• **Problem description**: How many lines in the listing below include the word "annotation"? Reply with the count alone.

Structured figure records
*-*-*

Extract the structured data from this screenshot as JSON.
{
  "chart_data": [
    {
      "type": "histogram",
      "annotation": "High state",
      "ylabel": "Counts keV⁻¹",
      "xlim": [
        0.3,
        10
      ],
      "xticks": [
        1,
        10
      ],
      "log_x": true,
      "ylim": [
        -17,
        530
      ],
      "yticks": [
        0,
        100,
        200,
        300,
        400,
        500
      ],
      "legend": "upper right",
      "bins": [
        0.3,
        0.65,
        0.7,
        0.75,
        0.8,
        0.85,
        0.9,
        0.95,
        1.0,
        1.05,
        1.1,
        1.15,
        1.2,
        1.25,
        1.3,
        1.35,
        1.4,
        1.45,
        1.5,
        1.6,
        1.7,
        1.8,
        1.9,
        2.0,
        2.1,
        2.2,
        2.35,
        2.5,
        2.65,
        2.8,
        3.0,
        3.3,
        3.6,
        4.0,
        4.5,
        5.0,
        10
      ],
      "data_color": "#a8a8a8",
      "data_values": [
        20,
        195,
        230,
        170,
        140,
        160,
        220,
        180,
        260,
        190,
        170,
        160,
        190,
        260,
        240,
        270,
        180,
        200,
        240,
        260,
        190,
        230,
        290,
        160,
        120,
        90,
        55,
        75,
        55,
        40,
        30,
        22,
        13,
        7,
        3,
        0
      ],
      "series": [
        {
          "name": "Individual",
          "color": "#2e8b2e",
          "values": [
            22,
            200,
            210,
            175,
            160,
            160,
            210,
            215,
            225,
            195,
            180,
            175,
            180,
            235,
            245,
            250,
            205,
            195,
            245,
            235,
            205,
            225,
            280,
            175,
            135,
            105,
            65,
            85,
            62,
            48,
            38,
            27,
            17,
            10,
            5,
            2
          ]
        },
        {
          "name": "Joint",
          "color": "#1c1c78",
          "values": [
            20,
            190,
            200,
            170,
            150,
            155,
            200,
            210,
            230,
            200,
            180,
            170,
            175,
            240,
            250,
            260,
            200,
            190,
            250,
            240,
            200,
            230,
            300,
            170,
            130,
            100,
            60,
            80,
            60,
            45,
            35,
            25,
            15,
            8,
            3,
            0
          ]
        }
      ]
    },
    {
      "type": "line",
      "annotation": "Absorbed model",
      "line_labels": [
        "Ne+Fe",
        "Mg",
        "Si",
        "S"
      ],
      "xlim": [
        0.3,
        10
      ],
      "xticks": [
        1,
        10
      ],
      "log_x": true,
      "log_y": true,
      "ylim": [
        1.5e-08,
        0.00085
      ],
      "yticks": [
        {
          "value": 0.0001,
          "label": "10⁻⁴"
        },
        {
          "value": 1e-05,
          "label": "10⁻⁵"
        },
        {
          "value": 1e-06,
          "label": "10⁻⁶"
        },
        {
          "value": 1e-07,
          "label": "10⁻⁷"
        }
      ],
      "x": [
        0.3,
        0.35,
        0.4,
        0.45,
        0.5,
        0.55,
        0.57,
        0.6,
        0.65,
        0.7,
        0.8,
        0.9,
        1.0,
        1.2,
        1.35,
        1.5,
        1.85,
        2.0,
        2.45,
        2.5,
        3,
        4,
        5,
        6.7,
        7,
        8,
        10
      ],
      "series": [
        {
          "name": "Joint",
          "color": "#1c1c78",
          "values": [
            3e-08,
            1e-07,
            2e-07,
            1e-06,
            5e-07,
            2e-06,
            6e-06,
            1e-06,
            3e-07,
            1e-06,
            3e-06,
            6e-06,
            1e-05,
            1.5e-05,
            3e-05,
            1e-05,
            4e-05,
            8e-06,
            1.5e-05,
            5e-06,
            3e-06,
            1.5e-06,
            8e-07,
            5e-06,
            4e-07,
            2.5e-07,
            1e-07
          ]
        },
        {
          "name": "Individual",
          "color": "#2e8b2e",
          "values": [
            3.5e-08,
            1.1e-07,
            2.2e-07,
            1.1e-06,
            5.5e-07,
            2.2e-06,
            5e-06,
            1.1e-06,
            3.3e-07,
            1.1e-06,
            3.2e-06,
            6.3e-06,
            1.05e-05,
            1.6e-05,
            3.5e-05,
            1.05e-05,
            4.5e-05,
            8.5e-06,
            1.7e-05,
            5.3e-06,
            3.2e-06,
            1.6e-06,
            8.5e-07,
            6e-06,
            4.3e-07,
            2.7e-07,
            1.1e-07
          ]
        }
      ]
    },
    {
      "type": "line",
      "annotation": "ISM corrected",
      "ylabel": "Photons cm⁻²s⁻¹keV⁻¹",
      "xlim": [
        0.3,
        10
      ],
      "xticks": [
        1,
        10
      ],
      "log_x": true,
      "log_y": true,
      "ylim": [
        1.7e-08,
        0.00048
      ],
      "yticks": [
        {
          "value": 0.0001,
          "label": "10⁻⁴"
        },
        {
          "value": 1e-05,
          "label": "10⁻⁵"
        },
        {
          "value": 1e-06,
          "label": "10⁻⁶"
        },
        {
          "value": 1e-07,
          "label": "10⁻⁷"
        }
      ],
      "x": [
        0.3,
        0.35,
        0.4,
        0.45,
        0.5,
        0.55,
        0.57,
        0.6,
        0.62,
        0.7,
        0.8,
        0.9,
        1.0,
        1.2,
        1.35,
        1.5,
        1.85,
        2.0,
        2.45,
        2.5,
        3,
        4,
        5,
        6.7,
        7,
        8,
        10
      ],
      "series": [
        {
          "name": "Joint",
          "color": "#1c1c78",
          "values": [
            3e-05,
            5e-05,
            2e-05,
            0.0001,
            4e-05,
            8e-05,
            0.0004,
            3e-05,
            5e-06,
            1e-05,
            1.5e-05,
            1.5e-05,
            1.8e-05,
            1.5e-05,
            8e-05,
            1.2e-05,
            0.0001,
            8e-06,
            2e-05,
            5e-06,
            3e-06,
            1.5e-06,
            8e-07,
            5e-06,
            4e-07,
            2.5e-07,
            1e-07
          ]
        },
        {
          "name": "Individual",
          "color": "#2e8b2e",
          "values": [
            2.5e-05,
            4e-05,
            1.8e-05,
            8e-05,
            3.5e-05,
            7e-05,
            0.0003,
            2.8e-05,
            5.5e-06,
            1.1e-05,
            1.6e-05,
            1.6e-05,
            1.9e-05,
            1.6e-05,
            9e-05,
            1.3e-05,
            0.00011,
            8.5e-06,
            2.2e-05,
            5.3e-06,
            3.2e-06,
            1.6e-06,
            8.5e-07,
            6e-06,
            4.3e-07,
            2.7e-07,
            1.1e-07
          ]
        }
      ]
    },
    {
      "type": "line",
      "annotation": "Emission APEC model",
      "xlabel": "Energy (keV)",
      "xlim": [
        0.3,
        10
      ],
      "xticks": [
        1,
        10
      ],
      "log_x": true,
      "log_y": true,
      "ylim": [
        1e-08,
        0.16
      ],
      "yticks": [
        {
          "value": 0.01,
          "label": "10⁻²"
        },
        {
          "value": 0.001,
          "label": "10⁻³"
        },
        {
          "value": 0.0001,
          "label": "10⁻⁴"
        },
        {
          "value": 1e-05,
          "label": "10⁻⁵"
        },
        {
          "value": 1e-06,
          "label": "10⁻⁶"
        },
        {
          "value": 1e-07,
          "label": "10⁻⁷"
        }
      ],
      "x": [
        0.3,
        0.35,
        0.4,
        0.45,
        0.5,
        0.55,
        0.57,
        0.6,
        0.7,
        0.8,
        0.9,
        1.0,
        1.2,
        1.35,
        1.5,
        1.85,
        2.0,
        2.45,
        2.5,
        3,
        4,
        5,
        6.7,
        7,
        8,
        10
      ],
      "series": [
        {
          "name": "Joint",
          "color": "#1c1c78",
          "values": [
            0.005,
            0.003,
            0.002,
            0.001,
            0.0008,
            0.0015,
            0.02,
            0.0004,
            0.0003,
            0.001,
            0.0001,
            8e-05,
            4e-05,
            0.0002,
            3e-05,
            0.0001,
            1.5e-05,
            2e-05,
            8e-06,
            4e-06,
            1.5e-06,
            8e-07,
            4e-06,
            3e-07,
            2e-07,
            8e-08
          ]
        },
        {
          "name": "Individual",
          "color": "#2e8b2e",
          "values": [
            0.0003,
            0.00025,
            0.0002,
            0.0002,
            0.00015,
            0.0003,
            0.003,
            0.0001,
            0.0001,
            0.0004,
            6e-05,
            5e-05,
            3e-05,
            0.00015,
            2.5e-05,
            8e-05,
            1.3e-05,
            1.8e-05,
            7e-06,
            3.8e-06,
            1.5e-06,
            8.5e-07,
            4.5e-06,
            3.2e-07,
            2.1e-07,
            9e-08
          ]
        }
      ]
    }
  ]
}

*-*-*

• **Response to the exercise**: 4